Direction:
Omit any picture, and return the remaining data exactly as written.

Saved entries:

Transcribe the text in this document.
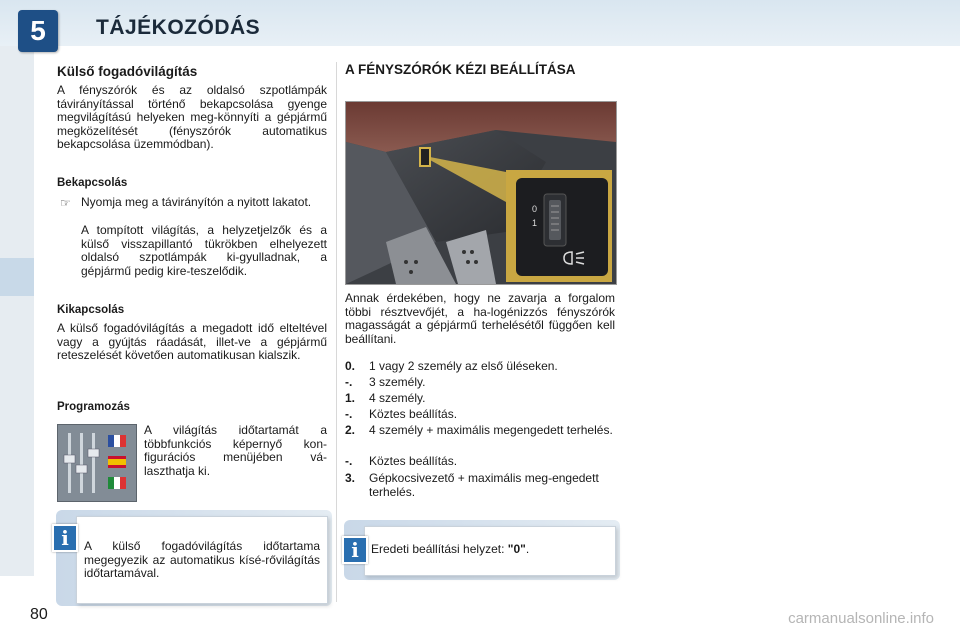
5	TÁJÉKOZÓDÁS
Külső fogadóvilágítás

A fényszórók és az oldalsó szpotlámpák távirányítással történő bekapcsolása gyenge megvilágítású helyeken meg-könnyíti a gépjármű megközelítését (fényszórók automatikus bekapcsolása üzemmódban).

Bekapcsolás
☞ Nyomja meg a távirányítón a nyitott lakatot.

A tompított világítás, a helyzetjelzők és a külső visszapillantó tükrökben elhelyezett oldalsó szpotlámpák ki-gyulladnak, a gépjármű pedig kire-teszelődik.

Kikapcsolás

A külső fogadóvilágítás a megadott idő elteltével vagy a gyújtás ráadását, illet-ve a gépjármű reteszelését követően automatikusan kialszik.

Programozás

A világítás időtartamát a többfunkciós képernyő kon-figurációs menüjében vá-laszthatja ki.

i	A külső fogadóvilágítás időtartama megegyezik az automatikus kísé-rővilágítás időtartamával.

A FÉNYSZÓRÓK KÉZI BEÁLLÍTÁSA
0
1

Annak érdekében, hogy ne zavarja a forgalom többi résztvevőjét, a ha-logénizzós fényszórók magasságát a gépjármű terhelésétől függően kell beállítani.

0. 1 vagy 2 személy az első üléseken.
-. 3 személy.
1. 4 személy.
-. Köztes beállítás.
2. 4 személy + maximális megengedett terhelés.
-. Köztes beállítás.
3. Gépkocsivezető + maximális meg-engedett terhelés.
i	Eredeti beállítási helyzet: "0".
80	carmanualsonline.info
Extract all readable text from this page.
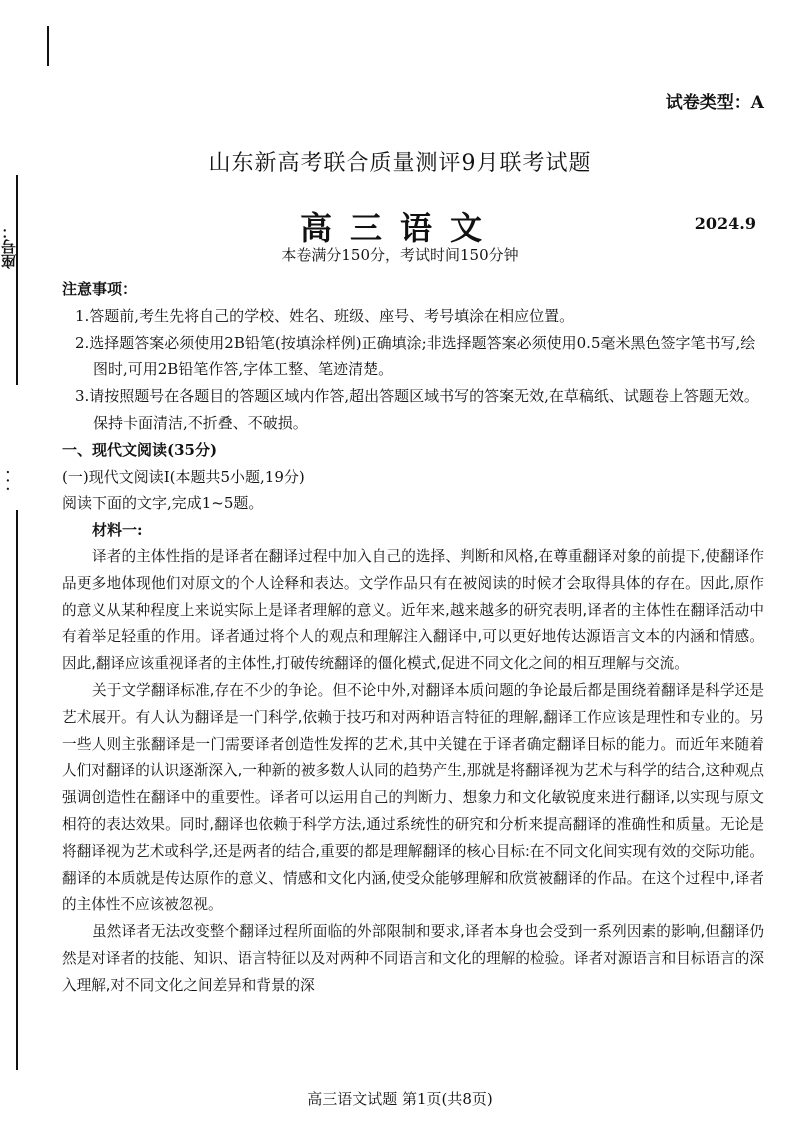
座号：
· · ·
试卷类型：A
山东新高考联合质量测评9月联考试题
高三语文	2024.9
本卷满分150分，考试时间150分钟

注意事项：

1.答题前,考生先将自己的学校、姓名、班级、座号、考号填涂在相应位置。

2.选择题答案必须使用2B铅笔(按填涂样例)正确填涂;非选择题答案必须使用0.5毫米黑色签字笔书写,绘图时,可用2B铅笔作答,字体工整、笔迹清楚。

3.请按照题号在各题目的答题区域内作答,超出答题区域书写的答案无效,在草稿纸、试题卷上答题无效。保持卡面清洁,不折叠、不破损。

一、现代文阅读(35分)

(一)现代文阅读Ⅰ(本题共5小题,19分)

阅读下面的文字,完成1~5题。

材料一:

译者的主体性指的是译者在翻译过程中加入自己的选择、判断和风格,在尊重翻译对象的前提下,使翻译作品更多地体现他们对原文的个人诠释和表达。文学作品只有在被阅读的时候才会取得具体的存在。因此,原作的意义从某种程度上来说实际上是译者理解的意义。近年来,越来越多的研究表明,译者的主体性在翻译活动中有着举足轻重的作用。译者通过将个人的观点和理解注入翻译中,可以更好地传达源语言文本的内涵和情感。因此,翻译应该重视译者的主体性,打破传统翻译的僵化模式,促进不同文化之间的相互理解与交流。

关于文学翻译标准,存在不少的争论。但不论中外,对翻译本质问题的争论最后都是围绕着翻译是科学还是艺术展开。有人认为翻译是一门科学,依赖于技巧和对两种语言特征的理解,翻译工作应该是理性和专业的。另一些人则主张翻译是一门需要译者创造性发挥的艺术,其中关键在于译者确定翻译目标的能力。而近年来随着人们对翻译的认识逐渐深入,一种新的被多数人认同的趋势产生,那就是将翻译视为艺术与科学的结合,这种观点强调创造性在翻译中的重要性。译者可以运用自己的判断力、想象力和文化敏锐度来进行翻译,以实现与原文相符的表达效果。同时,翻译也依赖于科学方法,通过系统性的研究和分析来提高翻译的准确性和质量。无论是将翻译视为艺术或科学,还是两者的结合,重要的都是理解翻译的核心目标:在不同文化间实现有效的交际功能。翻译的本质就是传达原作的意义、情感和文化内涵,使受众能够理解和欣赏被翻译的作品。在这个过程中,译者的主体性不应该被忽视。

虽然译者无法改变整个翻译过程所面临的外部限制和要求,译者本身也会受到一系列因素的影响,但翻译仍然是对译者的技能、知识、语言特征以及对两种不同语言和文化的理解的检验。译者对源语言和目标语言的深入理解,对不同文化之间差异和背景的深

高三语文试题 第1页(共8页)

Full output:
Transcribe the text in this document.
5	TÁJÉKOZÓDÁS
Külső fogadóvilágítás

A fényszórók és az oldalsó szpotlámpák távirányítással történő bekapcsolása gyenge megvilágítású helyeken meg-könnyíti a gépjármű megközelítését (fényszórók automatikus bekapcsolása üzemmódban).

Bekapcsolás
☞ Nyomja meg a távirányítón a nyitott lakatot.

A tompított világítás, a helyzetjelzők és a külső visszapillantó tükrökben elhelyezett oldalsó szpotlámpák ki-gyulladnak, a gépjármű pedig kire-teszelődik.

Kikapcsolás

A külső fogadóvilágítás a megadott idő elteltével vagy a gyújtás ráadását, illet-ve a gépjármű reteszelését követően automatikusan kialszik.

Programozás

A világítás időtartamát a többfunkciós képernyő kon-figurációs menüjében vá-laszthatja ki.

i	A külső fogadóvilágítás időtartama megegyezik az automatikus kísé-rővilágítás időtartamával.

A FÉNYSZÓRÓK KÉZI BEÁLLÍTÁSA
0
1

Annak érdekében, hogy ne zavarja a forgalom többi résztvevőjét, a ha-logénizzós fényszórók magasságát a gépjármű terhelésétől függően kell beállítani.

0. 1 vagy 2 személy az első üléseken.
-. 3 személy.
1. 4 személy.
-. Köztes beállítás.
2. 4 személy + maximális megengedett terhelés.
-. Köztes beállítás.
3. Gépkocsivezető + maximális meg-engedett terhelés.
i	Eredeti beállítási helyzet: "0".
80	carmanualsonline.info
Extract all readable text from this page.
座号：
· · ·
试卷类型：A
山东新高考联合质量测评9月联考试题
高三语文	2024.9
本卷满分150分，考试时间150分钟

注意事项：

1.答题前,考生先将自己的学校、姓名、班级、座号、考号填涂在相应位置。

2.选择题答案必须使用2B铅笔(按填涂样例)正确填涂;非选择题答案必须使用0.5毫米黑色签字笔书写,绘图时,可用2B铅笔作答,字体工整、笔迹清楚。

3.请按照题号在各题目的答题区域内作答,超出答题区域书写的答案无效,在草稿纸、试题卷上答题无效。保持卡面清洁,不折叠、不破损。

一、现代文阅读(35分)

(一)现代文阅读Ⅰ(本题共5小题,19分)

阅读下面的文字,完成1~5题。

材料一:

译者的主体性指的是译者在翻译过程中加入自己的选择、判断和风格,在尊重翻译对象的前提下,使翻译作品更多地体现他们对原文的个人诠释和表达。文学作品只有在被阅读的时候才会取得具体的存在。因此,原作的意义从某种程度上来说实际上是译者理解的意义。近年来,越来越多的研究表明,译者的主体性在翻译活动中有着举足轻重的作用。译者通过将个人的观点和理解注入翻译中,可以更好地传达源语言文本的内涵和情感。因此,翻译应该重视译者的主体性,打破传统翻译的僵化模式,促进不同文化之间的相互理解与交流。

关于文学翻译标准,存在不少的争论。但不论中外,对翻译本质问题的争论最后都是围绕着翻译是科学还是艺术展开。有人认为翻译是一门科学,依赖于技巧和对两种语言特征的理解,翻译工作应该是理性和专业的。另一些人则主张翻译是一门需要译者创造性发挥的艺术,其中关键在于译者确定翻译目标的能力。而近年来随着人们对翻译的认识逐渐深入,一种新的被多数人认同的趋势产生,那就是将翻译视为艺术与科学的结合,这种观点强调创造性在翻译中的重要性。译者可以运用自己的判断力、想象力和文化敏锐度来进行翻译,以实现与原文相符的表达效果。同时,翻译也依赖于科学方法,通过系统性的研究和分析来提高翻译的准确性和质量。无论是将翻译视为艺术或科学,还是两者的结合,重要的都是理解翻译的核心目标:在不同文化间实现有效的交际功能。翻译的本质就是传达原作的意义、情感和文化内涵,使受众能够理解和欣赏被翻译的作品。在这个过程中,译者的主体性不应该被忽视。

虽然译者无法改变整个翻译过程所面临的外部限制和要求,译者本身也会受到一系列因素的影响,但翻译仍然是对译者的技能、知识、语言特征以及对两种不同语言和文化的理解的检验。译者对源语言和目标语言的深入理解,对不同文化之间差异和背景的深

高三语文试题 第1页(共8页)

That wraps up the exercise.